● **Alıştırma amacı**
Politik beceri konulu parçada "(Mintzberg, 1983’den akt." ifadesinden "ve diğerleri, 2005)." ifadesine kadar olan bölümü düzenleyip yeniden yaz ve bunu yaparken "çalışanlar" yerine "bireyler" kullan.

── Okuma parçası ──

Öğretmenlerin sergiledikleri politik davranışların, beklenen sonuca ulaşması ise politik beceri ile ilişkilidir. Politik beceri (political skill) “bir çalışanın diğer çalışanlar hakkındaki bilgisini kullanarak onları, kendisinin ya da örgütün amaçları doğrultusunda davranmaları yönünde etkileme yeteneği” olarak tanımlanmaktadır (Ahearn, Ferris, Hochwarter, Douglas ve Ammeter, 2004, s. 311). Dolayısıyla politik beceri ikna, manipülasyon ve müzakere gibi bir takım sosyal beceriyi de içine alan politik bir davranış olarak ele alınmakta ve incelenmektedir

(3)

(Mintzberg, 1983’den akt. Ferris ve diğerleri, 2005, s, 127). Politik beceri düzeyi yüksek çalışanlar, iş yerindeki değişimlere çabuk uyum sağlayabilmekte, diğerlerine samimi ve içten davranarak onların desteğini ve güvenini kazanmakta ve böylece onları etkileyerek kontrol altına alabilmektedir. Politik beceriye sahip çalışanlar söz konusu etkiyi ve kontrolü, iş yerinde açık ve aleni davranışlar sergilemekten daha çok, bunu diğerlerine hissettirmeden sağlayabilmektedirler (Ferris ve diğerleri, 2005).

───
── Veri satırları ──

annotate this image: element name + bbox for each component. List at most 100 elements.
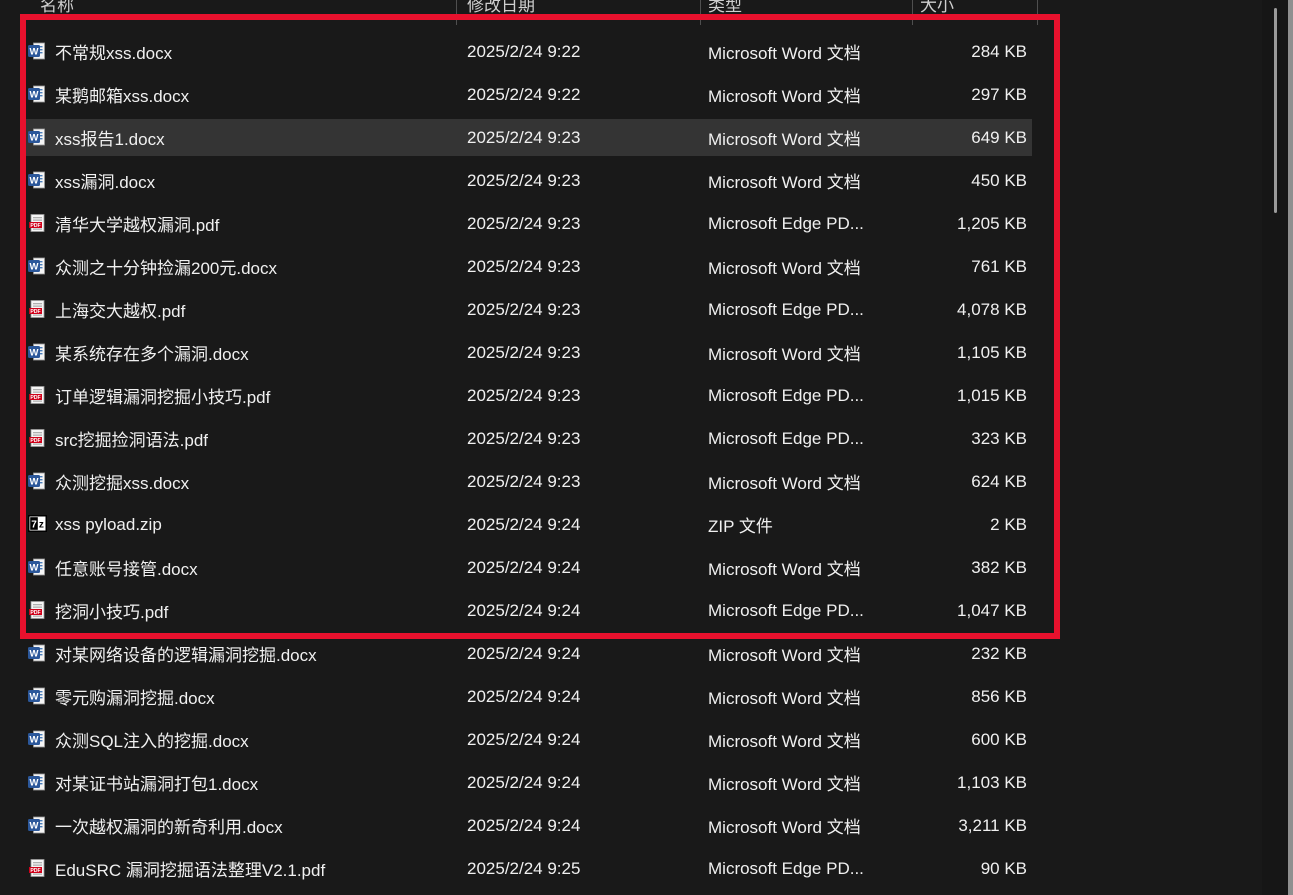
word-document-icon: W [28,816,46,835]
svg-text:W: W [30,649,39,660]
file-type: Microsoft Word 文档 [708,82,908,107]
file-date-modified: 2025/2/24 9:24 [467,687,708,707]
word-document-icon: W [28,128,46,147]
file-name: 某鹅邮箱xss.docx [55,82,189,107]
file-row[interactable]: PDF 订单逻辑漏洞挖掘小技巧.pdf 2025/2/24 9:23 Micro… [0,377,1027,414]
file-date-modified: 2025/2/24 9:23 [467,300,708,320]
file-name: 对某网络设备的逻辑漏洞挖掘.docx [55,641,317,666]
file-row[interactable]: W 众测挖掘xss.docx 2025/2/24 9:23 Microsoft … [0,463,1027,500]
pdf-document-icon: PDF [28,386,46,405]
column-divider[interactable] [700,0,701,25]
file-row[interactable]: W 众测SQL注入的挖掘.docx 2025/2/24 9:24 Microso… [0,721,1027,758]
file-type: Microsoft Word 文档 [708,555,908,580]
scrollbar-thumb[interactable] [1274,8,1277,213]
svg-text:W: W [30,821,39,832]
svg-text:W: W [30,262,39,273]
file-row[interactable]: W 对某网络设备的逻辑漏洞挖掘.docx 2025/2/24 9:24 Micr… [0,635,1027,672]
file-size: 2 KB [908,515,1027,535]
file-row[interactable]: W 众测之十分钟捡漏200元.docx 2025/2/24 9:23 Micro… [0,248,1027,285]
file-row[interactable]: PDF src挖掘捡洞语法.pdf 2025/2/24 9:23 Microso… [0,420,1027,457]
file-type: Microsoft Word 文档 [708,39,908,64]
column-header-type[interactable]: 类型 [708,0,742,16]
column-divider[interactable] [912,0,913,25]
file-name-cell: W 某鹅邮箱xss.docx [0,82,467,107]
file-row[interactable]: 7z xss pyload.zip 2025/2/24 9:24 ZIP 文件 … [0,506,1027,543]
file-row[interactable]: PDF 清华大学越权漏洞.pdf 2025/2/24 9:23 Microsof… [0,205,1027,242]
file-size: 761 KB [908,257,1027,277]
file-size: 284 KB [908,42,1027,62]
file-row[interactable]: PDF EduSRC 漏洞挖掘语法整理V2.1.pdf 2025/2/24 9:… [0,850,1027,887]
file-row[interactable]: W 对某证书站漏洞打包1.docx 2025/2/24 9:24 Microso… [0,764,1027,801]
file-date-modified: 2025/2/24 9:24 [467,515,708,535]
file-type: Microsoft Word 文档 [708,727,908,752]
file-type: Microsoft Word 文档 [708,125,908,150]
svg-text:W: W [30,692,39,703]
file-name: 零元购漏洞挖掘.docx [55,684,215,709]
column-header-date-modified[interactable]: 修改日期 [467,0,535,16]
file-name: xss pyload.zip [55,515,162,535]
file-name: 众测SQL注入的挖掘.docx [55,727,249,752]
file-type: Microsoft Word 文档 [708,340,908,365]
file-size: 297 KB [908,85,1027,105]
column-divider[interactable] [1037,0,1038,25]
svg-text:W: W [30,563,39,574]
file-row[interactable]: W 不常规xss.docx 2025/2/24 9:22 Microsoft W… [0,33,1027,70]
word-document-icon: W [28,85,46,104]
column-header-size[interactable]: 大小 [920,0,954,16]
file-type: Microsoft Word 文档 [708,684,908,709]
file-size: 649 KB [908,128,1027,148]
file-type: Microsoft Edge PD... [708,386,908,406]
word-document-icon: W [28,257,46,276]
file-name-cell: PDF EduSRC 漏洞挖掘语法整理V2.1.pdf [0,856,467,881]
svg-text:W: W [30,735,39,746]
file-row[interactable]: W 某系统存在多个漏洞.docx 2025/2/24 9:23 Microsof… [0,334,1027,371]
pdf-document-icon: PDF [28,429,46,448]
file-name-cell: W 不常规xss.docx [0,39,467,64]
file-size: 624 KB [908,472,1027,492]
file-name: 众测挖掘xss.docx [55,469,189,494]
word-document-icon: W [28,171,46,190]
file-name: 任意账号接管.docx [55,555,198,580]
word-document-icon: W [28,343,46,362]
svg-text:PDF: PDF [30,309,40,315]
file-size: 323 KB [908,429,1027,449]
pdf-document-icon: PDF [28,601,46,620]
file-date-modified: 2025/2/24 9:23 [467,386,708,406]
file-row[interactable]: W 某鹅邮箱xss.docx 2025/2/24 9:22 Microsoft … [0,76,1027,113]
file-row[interactable]: W xss报告1.docx 2025/2/24 9:23 Microsoft W… [0,119,1027,156]
file-type: Microsoft Word 文档 [708,813,908,838]
column-header-bar: 名称 修改日期 类型 大小 [0,0,1293,26]
file-row[interactable]: W xss漏洞.docx 2025/2/24 9:23 Microsoft Wo… [0,162,1027,199]
pdf-document-icon: PDF [28,214,46,233]
word-document-icon: W [28,730,46,749]
file-date-modified: 2025/2/24 9:24 [467,601,708,621]
pdf-document-icon: PDF [28,859,46,878]
file-type: Microsoft Edge PD... [708,601,908,621]
pdf-document-icon: PDF [28,300,46,319]
file-row[interactable]: W 零元购漏洞挖掘.docx 2025/2/24 9:24 Microsoft … [0,678,1027,715]
file-row[interactable]: W 一次越权漏洞的新奇利用.docx 2025/2/24 9:24 Micros… [0,807,1027,844]
file-type: Microsoft Word 文档 [708,770,908,795]
file-name-cell: W xss报告1.docx [0,125,467,150]
file-name-cell: PDF 上海交大越权.pdf [0,297,467,322]
column-divider[interactable] [456,0,457,25]
file-size: 232 KB [908,644,1027,664]
file-row[interactable]: PDF 上海交大越权.pdf 2025/2/24 9:23 Microsoft … [0,291,1027,328]
svg-text:PDF: PDF [30,223,40,229]
column-header-name[interactable]: 名称 [40,0,74,16]
file-name: 订单逻辑漏洞挖掘小技巧.pdf [55,383,270,408]
file-size: 1,105 KB [908,343,1027,363]
file-type: Microsoft Edge PD... [708,214,908,234]
file-row[interactable]: W 任意账号接管.docx 2025/2/24 9:24 Microsoft W… [0,549,1027,586]
file-name: 一次越权漏洞的新奇利用.docx [55,813,283,838]
file-row[interactable]: PDF 挖洞小技巧.pdf 2025/2/24 9:24 Microsoft E… [0,592,1027,629]
file-name-cell: PDF src挖掘捡洞语法.pdf [0,426,467,451]
file-size: 382 KB [908,558,1027,578]
file-name: 众测之十分钟捡漏200元.docx [55,254,277,279]
svg-text:W: W [30,176,39,187]
file-name-cell: W 任意账号接管.docx [0,555,467,580]
file-type: Microsoft Word 文档 [708,641,908,666]
file-size: 450 KB [908,171,1027,191]
file-type: Microsoft Word 文档 [708,469,908,494]
file-name-cell: W 众测挖掘xss.docx [0,469,467,494]
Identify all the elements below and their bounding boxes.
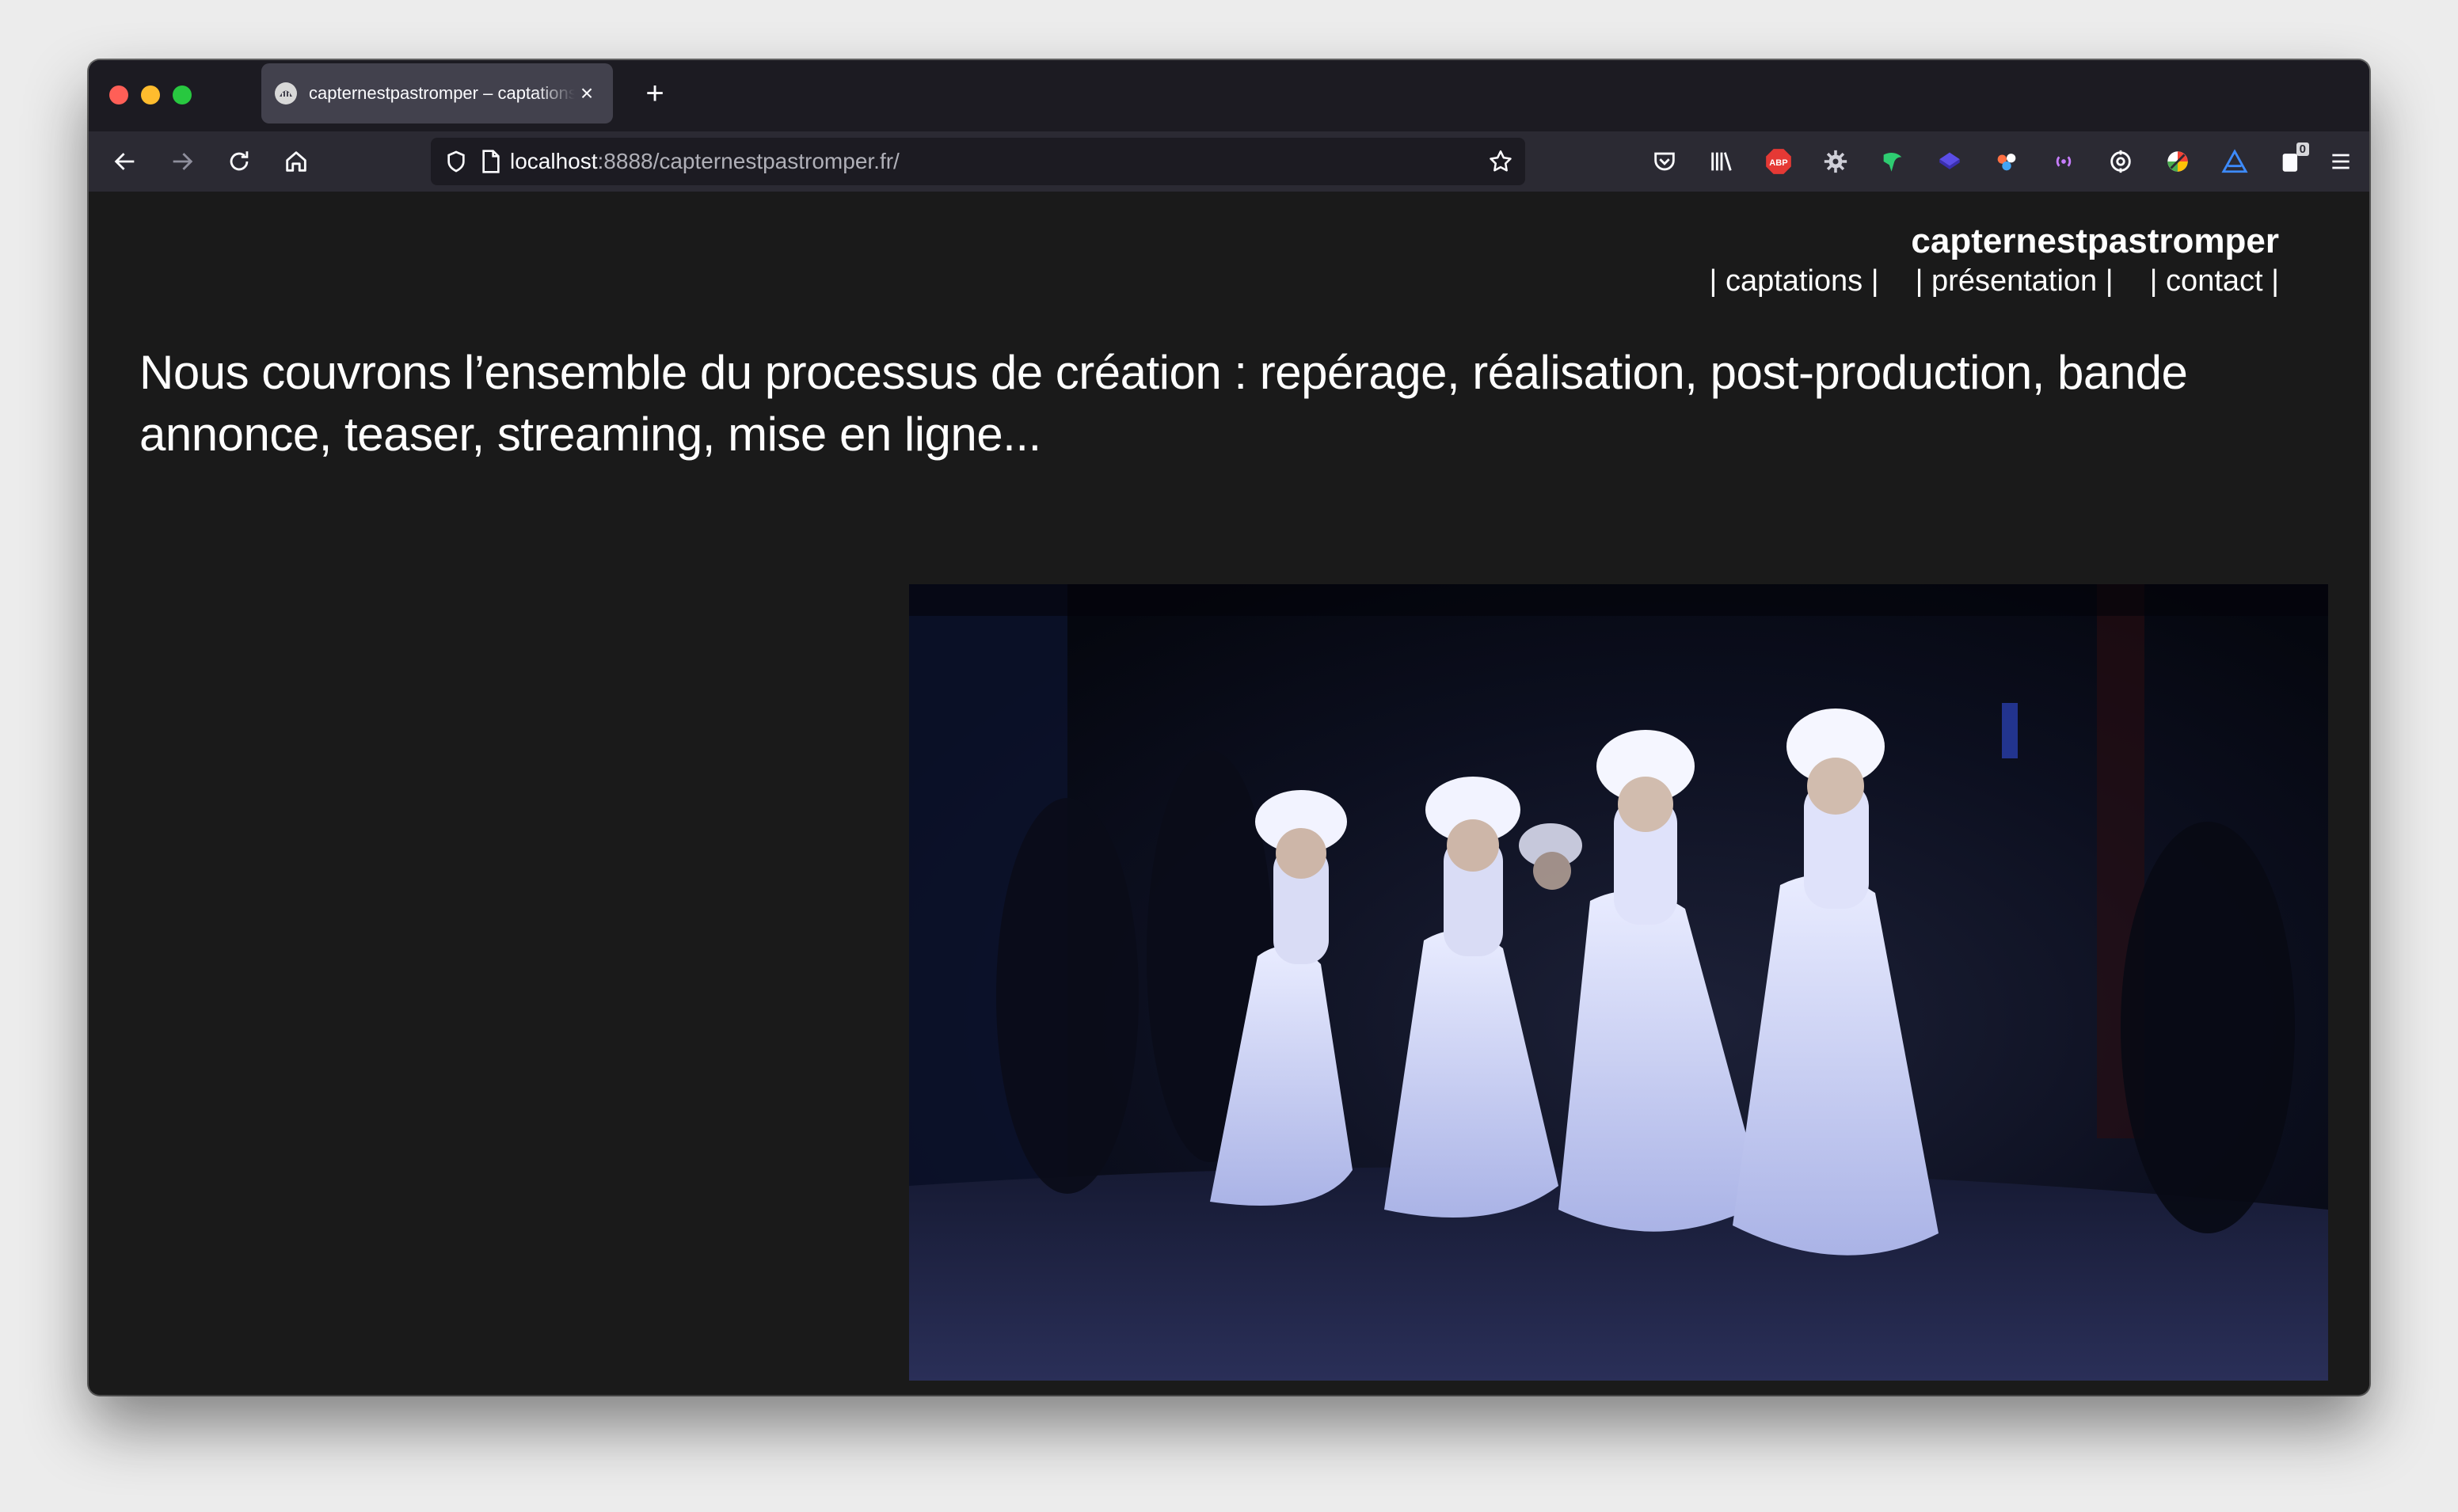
tab-title: capternestpastromper – captations	[309, 83, 575, 103]
color-wheel-icon	[2167, 151, 2188, 172]
nav-presentation-link[interactable]: | présentation |	[1916, 264, 2114, 298]
url-host: localhost	[510, 149, 598, 173]
forward-button[interactable]	[160, 139, 204, 184]
cube-extension-icon	[1939, 152, 1960, 169]
nav-captations-link[interactable]: | captations |	[1710, 264, 1879, 298]
url-path: :8888/capternestpastromper.fr/	[597, 149, 900, 173]
bird-extension-icon	[1883, 153, 1902, 172]
url-text[interactable]: localhost:8888/capternestpastromper.fr/	[510, 149, 900, 174]
site-title[interactable]: capternestpastromper	[1911, 222, 2279, 261]
window-close-button[interactable]	[109, 85, 128, 104]
navigation-toolbar: localhost:8888/capternestpastromper.fr/ …	[89, 131, 2369, 192]
clipboard-extension-button[interactable]: 0	[2273, 142, 2311, 180]
library-button[interactable]	[1703, 142, 1741, 180]
color-picker-extension-button[interactable]	[2159, 142, 2197, 180]
forward-icon	[173, 153, 193, 170]
browser-window: capternestpastromper – captations × + lo…	[89, 60, 2369, 1395]
new-tab-button[interactable]: +	[635, 74, 675, 114]
shield-icon[interactable]	[443, 149, 469, 174]
settings-extension-button[interactable]	[1817, 142, 1855, 180]
adblock-icon: ABP	[1766, 149, 1791, 174]
page-content: capternestpastromper | captations | | pr…	[89, 192, 2369, 1395]
site-nav: | captations | | présentation | | contac…	[1710, 264, 2279, 298]
stage-performance-photo	[909, 584, 2328, 1381]
bird-extension-button[interactable]	[1874, 142, 1912, 180]
tab-bar: capternestpastromper – captations × +	[89, 60, 2369, 131]
dots-extension-button[interactable]	[1988, 142, 2026, 180]
back-button[interactable]	[103, 139, 147, 184]
gear-icon	[1824, 150, 1847, 173]
target-icon	[2110, 150, 2131, 173]
pocket-button[interactable]	[1646, 142, 1684, 180]
broadcast-extension-button[interactable]	[2045, 142, 2083, 180]
svg-text:ABP: ABP	[1769, 158, 1788, 168]
cube-extension-button[interactable]	[1931, 142, 1969, 180]
tab-close-icon[interactable]: ×	[575, 81, 599, 106]
target-extension-button[interactable]	[2102, 142, 2140, 180]
adblock-button[interactable]: ABP	[1760, 142, 1798, 180]
star-icon[interactable]	[1487, 148, 1514, 175]
window-maximize-button[interactable]	[173, 85, 192, 104]
extension-badge: 0	[2296, 142, 2309, 156]
address-bar[interactable]: localhost:8888/capternestpastromper.fr/	[431, 138, 1525, 185]
app-menu-button[interactable]	[2322, 142, 2360, 180]
menu-icon	[2332, 154, 2350, 169]
page-icon[interactable]	[480, 149, 502, 174]
triangle-extension-button[interactable]	[2216, 142, 2254, 180]
broadcast-icon	[2056, 156, 2072, 167]
tab-active[interactable]: capternestpastromper – captations ×	[261, 63, 613, 123]
pocket-icon	[1654, 152, 1675, 171]
triangle-icon	[2221, 149, 2248, 173]
home-button[interactable]	[274, 139, 318, 184]
color-dots-icon	[1997, 154, 2016, 171]
nav-contact-link[interactable]: | contact |	[2150, 264, 2279, 298]
library-icon	[1711, 152, 1732, 171]
home-icon	[286, 151, 306, 172]
window-minimize-button[interactable]	[141, 85, 160, 104]
reload-button[interactable]	[217, 139, 261, 184]
site-favicon-icon	[275, 82, 297, 104]
back-icon	[114, 153, 135, 170]
reload-icon	[230, 151, 249, 171]
intro-text: Nous couvrons l’ensemble du processus de…	[139, 346, 2188, 461]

───

● **Görev çözümü**
(Mintzberg, 1983’den akt. Ferris ve diğerleri, 2005, s, 127). Politik beceri düzeyi yüksek bireyler, iş yerindeki değişimlere çabuk uyum sağlayabilmekte, diğerlerine samimi ve içten davranarak onların desteğini ve güvenini kazanmakta ve böylece onları etkileyerek kontrol altına alabilmektedir. Politik beceriye sahip bireyler söz konusu etkiyi ve kontrolü, iş yerinde açık ve aleni davranışlar sergilemekten daha çok, bunu diğerlerine hissettirmeden sağlayabilmektedirler (Ferris ve diğerleri, 2005).